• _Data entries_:

* Begin *

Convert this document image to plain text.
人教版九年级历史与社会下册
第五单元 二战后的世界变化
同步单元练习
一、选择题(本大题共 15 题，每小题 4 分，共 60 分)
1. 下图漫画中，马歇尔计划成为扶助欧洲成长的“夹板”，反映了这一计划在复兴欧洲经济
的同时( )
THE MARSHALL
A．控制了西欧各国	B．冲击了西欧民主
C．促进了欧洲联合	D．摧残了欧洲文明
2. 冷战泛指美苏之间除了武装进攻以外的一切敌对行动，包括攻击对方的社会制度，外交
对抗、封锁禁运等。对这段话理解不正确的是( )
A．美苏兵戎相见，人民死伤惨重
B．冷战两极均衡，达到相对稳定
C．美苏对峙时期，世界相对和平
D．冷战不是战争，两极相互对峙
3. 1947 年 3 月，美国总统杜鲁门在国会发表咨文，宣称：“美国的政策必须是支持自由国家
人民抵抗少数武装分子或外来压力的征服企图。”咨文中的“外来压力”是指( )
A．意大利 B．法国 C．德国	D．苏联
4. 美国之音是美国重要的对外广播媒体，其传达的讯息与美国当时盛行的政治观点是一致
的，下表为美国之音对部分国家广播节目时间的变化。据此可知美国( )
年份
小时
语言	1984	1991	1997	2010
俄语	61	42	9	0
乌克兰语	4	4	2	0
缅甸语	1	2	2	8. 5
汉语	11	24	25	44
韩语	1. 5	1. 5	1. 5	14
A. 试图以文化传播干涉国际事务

* End *

• _What is required_: Print out every entry, keeping each one exact.

• _Answer_:
Convert this document image to plain text.
人教版九年级历史与社会下册
第五单元 二战后的世界变化
同步单元练习
一、选择题(本大题共 15 题，每小题 4 分，共 60 分)
1. 下图漫画中，马歇尔计划成为扶助欧洲成长的“夹板”，反映了这一计划在复兴欧洲经济
的同时( )
THE MARSHALL
A．控制了西欧各国	B．冲击了西欧民主
C．促进了欧洲联合	D．摧残了欧洲文明
2. 冷战泛指美苏之间除了武装进攻以外的一切敌对行动，包括攻击对方的社会制度，外交
对抗、封锁禁运等。对这段话理解不正确的是( )
A．美苏兵戎相见，人民死伤惨重
B．冷战两极均衡，达到相对稳定
C．美苏对峙时期，世界相对和平
D．冷战不是战争，两极相互对峙
3. 1947 年 3 月，美国总统杜鲁门在国会发表咨文，宣称：“美国的政策必须是支持自由国家
人民抵抗少数武装分子或外来压力的征服企图。”咨文中的“外来压力”是指( )
A．意大利 B．法国 C．德国	D．苏联
4. 美国之音是美国重要的对外广播媒体，其传达的讯息与美国当时盛行的政治观点是一致
的，下表为美国之音对部分国家广播节目时间的变化。据此可知美国( )
年份
小时
语言	1984	1991	1997	2010
俄语	61	42	9	0
乌克兰语	4	4	2	0
缅甸语	1	2	2	8. 5
汉语	11	24	25	44
韩语	1. 5	1. 5	1. 5	14
A. 试图以文化传播干涉国际事务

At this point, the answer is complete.